Job:
Your task is to repeat all of the material exactly.
»»
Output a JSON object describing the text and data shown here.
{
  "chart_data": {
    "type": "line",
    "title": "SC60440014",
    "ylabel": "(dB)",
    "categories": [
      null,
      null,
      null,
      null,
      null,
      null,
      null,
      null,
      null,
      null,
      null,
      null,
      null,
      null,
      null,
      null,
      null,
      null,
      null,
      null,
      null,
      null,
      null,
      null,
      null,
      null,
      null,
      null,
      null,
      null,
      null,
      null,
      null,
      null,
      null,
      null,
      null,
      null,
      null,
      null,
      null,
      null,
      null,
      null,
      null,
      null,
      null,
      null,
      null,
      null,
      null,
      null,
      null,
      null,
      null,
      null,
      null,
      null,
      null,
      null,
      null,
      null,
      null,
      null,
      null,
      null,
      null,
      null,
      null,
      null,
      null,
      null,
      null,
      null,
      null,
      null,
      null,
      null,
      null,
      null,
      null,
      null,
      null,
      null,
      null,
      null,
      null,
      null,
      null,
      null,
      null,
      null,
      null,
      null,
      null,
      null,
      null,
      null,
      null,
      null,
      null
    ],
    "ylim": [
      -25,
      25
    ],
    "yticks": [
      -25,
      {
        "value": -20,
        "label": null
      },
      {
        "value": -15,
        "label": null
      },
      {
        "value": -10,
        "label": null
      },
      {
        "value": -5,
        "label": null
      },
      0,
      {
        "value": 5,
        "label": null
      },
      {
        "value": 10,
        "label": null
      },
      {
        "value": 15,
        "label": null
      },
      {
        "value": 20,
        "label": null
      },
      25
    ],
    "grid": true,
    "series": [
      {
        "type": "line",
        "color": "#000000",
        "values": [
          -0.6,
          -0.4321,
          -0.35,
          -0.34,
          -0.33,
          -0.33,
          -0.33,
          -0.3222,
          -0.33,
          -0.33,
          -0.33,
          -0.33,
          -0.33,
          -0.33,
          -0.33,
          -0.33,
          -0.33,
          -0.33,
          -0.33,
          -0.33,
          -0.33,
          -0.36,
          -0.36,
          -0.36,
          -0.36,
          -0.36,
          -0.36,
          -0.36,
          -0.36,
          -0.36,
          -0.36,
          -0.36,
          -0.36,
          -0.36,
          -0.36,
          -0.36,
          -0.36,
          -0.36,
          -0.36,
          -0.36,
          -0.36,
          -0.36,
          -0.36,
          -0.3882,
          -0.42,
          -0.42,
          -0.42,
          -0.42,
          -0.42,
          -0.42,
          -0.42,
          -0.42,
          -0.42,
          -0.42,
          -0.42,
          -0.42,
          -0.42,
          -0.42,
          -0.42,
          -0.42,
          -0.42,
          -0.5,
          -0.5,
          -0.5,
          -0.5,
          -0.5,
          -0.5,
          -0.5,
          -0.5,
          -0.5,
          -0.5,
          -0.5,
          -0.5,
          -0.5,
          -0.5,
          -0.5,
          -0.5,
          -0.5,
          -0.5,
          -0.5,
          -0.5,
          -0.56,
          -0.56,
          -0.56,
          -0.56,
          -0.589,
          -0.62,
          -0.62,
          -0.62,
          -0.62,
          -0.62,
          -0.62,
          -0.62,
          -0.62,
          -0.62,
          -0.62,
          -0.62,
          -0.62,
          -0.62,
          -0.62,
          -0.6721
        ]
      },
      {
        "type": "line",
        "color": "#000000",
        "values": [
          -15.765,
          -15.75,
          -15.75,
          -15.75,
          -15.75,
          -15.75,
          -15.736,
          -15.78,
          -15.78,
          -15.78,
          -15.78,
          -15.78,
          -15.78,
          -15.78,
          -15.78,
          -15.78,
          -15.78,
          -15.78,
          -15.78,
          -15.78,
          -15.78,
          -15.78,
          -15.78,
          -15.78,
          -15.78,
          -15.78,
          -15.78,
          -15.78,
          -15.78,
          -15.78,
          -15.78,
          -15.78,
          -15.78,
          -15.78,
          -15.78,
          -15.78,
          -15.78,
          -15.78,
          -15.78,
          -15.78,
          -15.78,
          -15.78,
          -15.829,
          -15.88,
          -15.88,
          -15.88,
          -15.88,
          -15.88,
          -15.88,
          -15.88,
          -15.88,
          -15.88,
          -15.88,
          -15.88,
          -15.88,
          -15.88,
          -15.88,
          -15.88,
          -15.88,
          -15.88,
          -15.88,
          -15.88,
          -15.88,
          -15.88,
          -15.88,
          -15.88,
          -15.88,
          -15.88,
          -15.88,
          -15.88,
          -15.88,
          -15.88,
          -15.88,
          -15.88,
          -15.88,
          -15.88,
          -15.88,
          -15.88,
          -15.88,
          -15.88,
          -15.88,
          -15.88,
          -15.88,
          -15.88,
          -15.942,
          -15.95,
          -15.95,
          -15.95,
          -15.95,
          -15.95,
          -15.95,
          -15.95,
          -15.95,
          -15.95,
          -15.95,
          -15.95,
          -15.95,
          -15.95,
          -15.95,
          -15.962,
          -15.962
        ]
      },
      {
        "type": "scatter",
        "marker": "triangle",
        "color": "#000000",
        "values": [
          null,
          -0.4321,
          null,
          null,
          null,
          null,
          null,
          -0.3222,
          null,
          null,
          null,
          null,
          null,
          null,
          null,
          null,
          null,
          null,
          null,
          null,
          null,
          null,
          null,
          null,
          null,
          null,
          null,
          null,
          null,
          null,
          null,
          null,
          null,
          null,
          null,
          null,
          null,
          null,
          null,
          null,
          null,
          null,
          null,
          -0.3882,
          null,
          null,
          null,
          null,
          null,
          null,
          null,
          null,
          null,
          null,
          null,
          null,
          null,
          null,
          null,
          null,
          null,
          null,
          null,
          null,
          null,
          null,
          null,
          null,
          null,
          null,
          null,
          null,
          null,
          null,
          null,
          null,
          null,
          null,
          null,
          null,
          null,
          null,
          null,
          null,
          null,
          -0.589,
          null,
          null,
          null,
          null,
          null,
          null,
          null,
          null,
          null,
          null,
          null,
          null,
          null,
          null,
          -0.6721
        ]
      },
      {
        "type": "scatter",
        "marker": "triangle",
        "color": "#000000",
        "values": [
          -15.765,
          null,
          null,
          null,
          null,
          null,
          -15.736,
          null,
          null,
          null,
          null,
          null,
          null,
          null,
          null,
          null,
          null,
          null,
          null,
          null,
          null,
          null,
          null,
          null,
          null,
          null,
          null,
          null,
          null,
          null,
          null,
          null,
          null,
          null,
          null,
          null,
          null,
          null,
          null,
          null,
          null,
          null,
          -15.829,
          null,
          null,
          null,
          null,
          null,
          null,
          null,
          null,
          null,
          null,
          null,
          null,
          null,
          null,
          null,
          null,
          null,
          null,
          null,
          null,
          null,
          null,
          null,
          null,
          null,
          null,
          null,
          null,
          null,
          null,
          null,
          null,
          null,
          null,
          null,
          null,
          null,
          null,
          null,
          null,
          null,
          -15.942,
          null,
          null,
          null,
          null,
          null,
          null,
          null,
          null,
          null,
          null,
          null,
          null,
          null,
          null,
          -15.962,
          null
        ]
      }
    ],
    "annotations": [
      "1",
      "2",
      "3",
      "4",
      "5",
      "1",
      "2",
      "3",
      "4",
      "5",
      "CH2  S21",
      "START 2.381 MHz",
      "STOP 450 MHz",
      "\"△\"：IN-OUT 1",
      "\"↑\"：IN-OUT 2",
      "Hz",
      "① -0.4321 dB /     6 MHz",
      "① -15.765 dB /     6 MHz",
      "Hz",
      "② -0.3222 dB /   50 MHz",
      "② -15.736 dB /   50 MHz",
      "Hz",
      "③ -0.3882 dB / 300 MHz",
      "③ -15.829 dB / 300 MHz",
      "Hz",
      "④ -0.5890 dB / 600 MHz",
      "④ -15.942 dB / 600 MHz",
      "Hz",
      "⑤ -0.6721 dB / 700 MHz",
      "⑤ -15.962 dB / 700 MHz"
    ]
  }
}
««
Correct response:
Output a JSON object describing the text and data shown here.
{
  "chart_data": {
    "type": "line",
    "title": "SC60440014",
    "ylabel": "(dB)",
    "categories": [
      null,
      null,
      null,
      null,
      null,
      null,
      null,
      null,
      null,
      null,
      null,
      null,
      null,
      null,
      null,
      null,
      null,
      null,
      null,
      null,
      null,
      null,
      null,
      null,
      null,
      null,
      null,
      null,
      null,
      null,
      null,
      null,
      null,
      null,
      null,
      null,
      null,
      null,
      null,
      null,
      null,
      null,
      null,
      null,
      null,
      null,
      null,
      null,
      null,
      null,
      null,
      null,
      null,
      null,
      null,
      null,
      null,
      null,
      null,
      null,
      null,
      null,
      null,
      null,
      null,
      null,
      null,
      null,
      null,
      null,
      null,
      null,
      null,
      null,
      null,
      null,
      null,
      null,
      null,
      null,
      null,
      null,
      null,
      null,
      null,
      null,
      null,
      null,
      null,
      null,
      null,
      null,
      null,
      null,
      null,
      null,
      null,
      null,
      null,
      null,
      null
    ],
    "ylim": [
      -25,
      25
    ],
    "yticks": [
      -25,
      {
        "value": -20,
        "label": null
      },
      {
        "value": -15,
        "label": null
      },
      {
        "value": -10,
        "label": null
      },
      {
        "value": -5,
        "label": null
      },
      0,
      {
        "value": 5,
        "label": null
      },
      {
        "value": 10,
        "label": null
      },
      {
        "value": 15,
        "label": null
      },
      {
        "value": 20,
        "label": null
      },
      25
    ],
    "grid": true,
    "series": [
      {
        "type": "line",
        "color": "#000000",
        "values": [
          -0.6,
          -0.4321,
          -0.35,
          -0.34,
          -0.33,
          -0.33,
          -0.33,
          -0.3222,
          -0.33,
          -0.33,
          -0.33,
          -0.33,
          -0.33,
          -0.33,
          -0.33,
          -0.33,
          -0.33,
          -0.33,
          -0.33,
          -0.33,
          -0.33,
          -0.36,
          -0.36,
          -0.36,
          -0.36,
          -0.36,
          -0.36,
          -0.36,
          -0.36,
          -0.36,
          -0.36,
          -0.36,
          -0.36,
          -0.36,
          -0.36,
          -0.36,
          -0.36,
          -0.36,
          -0.36,
          -0.36,
          -0.36,
          -0.36,
          -0.36,
          -0.3882,
          -0.42,
          -0.42,
          -0.42,
          -0.42,
          -0.42,
          -0.42,
          -0.42,
          -0.42,
          -0.42,
          -0.42,
          -0.42,
          -0.42,
          -0.42,
          -0.42,
          -0.42,
          -0.42,
          -0.42,
          -0.5,
          -0.5,
          -0.5,
          -0.5,
          -0.5,
          -0.5,
          -0.5,
          -0.5,
          -0.5,
          -0.5,
          -0.5,
          -0.5,
          -0.5,
          -0.5,
          -0.5,
          -0.5,
          -0.5,
          -0.5,
          -0.5,
          -0.5,
          -0.56,
          -0.56,
          -0.56,
          -0.56,
          -0.589,
          -0.62,
          -0.62,
          -0.62,
          -0.62,
          -0.62,
          -0.62,
          -0.62,
          -0.62,
          -0.62,
          -0.62,
          -0.62,
          -0.62,
          -0.62,
          -0.62,
          -0.6721
        ]
      },
      {
        "type": "line",
        "color": "#000000",
        "values": [
          -15.765,
          -15.75,
          -15.75,
          -15.75,
          -15.75,
          -15.75,
          -15.736,
          -15.78,
          -15.78,
          -15.78,
          -15.78,
          -15.78,
          -15.78,
          -15.78,
          -15.78,
          -15.78,
          -15.78,
          -15.78,
          -15.78,
          -15.78,
          -15.78,
          -15.78,
          -15.78,
          -15.78,
          -15.78,
          -15.78,
          -15.78,
          -15.78,
          -15.78,
          -15.78,
          -15.78,
          -15.78,
          -15.78,
          -15.78,
          -15.78,
          -15.78,
          -15.78,
          -15.78,
          -15.78,
          -15.78,
          -15.78,
          -15.78,
          -15.829,
          -15.88,
          -15.88,
          -15.88,
          -15.88,
          -15.88,
          -15.88,
          -15.88,
          -15.88,
          -15.88,
          -15.88,
          -15.88,
          -15.88,
          -15.88,
          -15.88,
          -15.88,
          -15.88,
          -15.88,
          -15.88,
          -15.88,
          -15.88,
          -15.88,
          -15.88,
          -15.88,
          -15.88,
          -15.88,
          -15.88,
          -15.88,
          -15.88,
          -15.88,
          -15.88,
          -15.88,
          -15.88,
          -15.88,
          -15.88,
          -15.88,
          -15.88,
          -15.88,
          -15.88,
          -15.88,
          -15.88,
          -15.88,
          -15.942,
          -15.95,
          -15.95,
          -15.95,
          -15.95,
          -15.95,
          -15.95,
          -15.95,
          -15.95,
          -15.95,
          -15.95,
          -15.95,
          -15.95,
          -15.95,
          -15.95,
          -15.962,
          -15.962
        ]
      },
      {
        "type": "scatter",
        "marker": "triangle",
        "color": "#000000",
        "values": [
          null,
          -0.4321,
          null,
          null,
          null,
          null,
          null,
          -0.3222,
          null,
          null,
          null,
          null,
          null,
          null,
          null,
          null,
          null,
          null,
          null,
          null,
          null,
          null,
          null,
          null,
          null,
          null,
          null,
          null,
          null,
          null,
          null,
          null,
          null,
          null,
          null,
          null,
          null,
          null,
          null,
          null,
          null,
          null,
          null,
          -0.3882,
          null,
          null,
          null,
          null,
          null,
          null,
          null,
          null,
          null,
          null,
          null,
          null,
          null,
          null,
          null,
          null,
          null,
          null,
          null,
          null,
          null,
          null,
          null,
          null,
          null,
          null,
          null,
          null,
          null,
          null,
          null,
          null,
          null,
          null,
          null,
          null,
          null,
          null,
          null,
          null,
          null,
          -0.589,
          null,
          null,
          null,
          null,
          null,
          null,
          null,
          null,
          null,
          null,
          null,
          null,
          null,
          null,
          -0.6721
        ]
      },
      {
        "type": "scatter",
        "marker": "triangle",
        "color": "#000000",
        "values": [
          -15.765,
          null,
          null,
          null,
          null,
          null,
          -15.736,
          null,
          null,
          null,
          null,
          null,
          null,
          null,
          null,
          null,
          null,
          null,
          null,
          null,
          null,
          null,
          null,
          null,
          null,
          null,
          null,
          null,
          null,
          null,
          null,
          null,
          null,
          null,
          null,
          null,
          null,
          null,
          null,
          null,
          null,
          null,
          -15.829,
          null,
          null,
          null,
          null,
          null,
          null,
          null,
          null,
          null,
          null,
          null,
          null,
          null,
          null,
          null,
          null,
          null,
          null,
          null,
          null,
          null,
          null,
          null,
          null,
          null,
          null,
          null,
          null,
          null,
          null,
          null,
          null,
          null,
          null,
          null,
          null,
          null,
          null,
          null,
          null,
          null,
          -15.942,
          null,
          null,
          null,
          null,
          null,
          null,
          null,
          null,
          null,
          null,
          null,
          null,
          null,
          null,
          -15.962,
          null
        ]
      }
    ],
    "annotations": [
      "1",
      "2",
      "3",
      "4",
      "5",
      "1",
      "2",
      "3",
      "4",
      "5",
      "CH2  S21",
      "START 2.381 MHz",
      "STOP 450 MHz",
      "\"△\"：IN-OUT 1",
      "\"↑\"：IN-OUT 2",
      "Hz",
      "① -0.4321 dB /     6 MHz",
      "① -15.765 dB /     6 MHz",
      "Hz",
      "② -0.3222 dB /   50 MHz",
      "② -15.736 dB /   50 MHz",
      "Hz",
      "③ -0.3882 dB / 300 MHz",
      "③ -15.829 dB / 300 MHz",
      "Hz",
      "④ -0.5890 dB / 600 MHz",
      "④ -15.942 dB / 600 MHz",
      "Hz",
      "⑤ -0.6721 dB / 700 MHz",
      "⑤ -15.962 dB / 700 MHz"
    ]
  }
}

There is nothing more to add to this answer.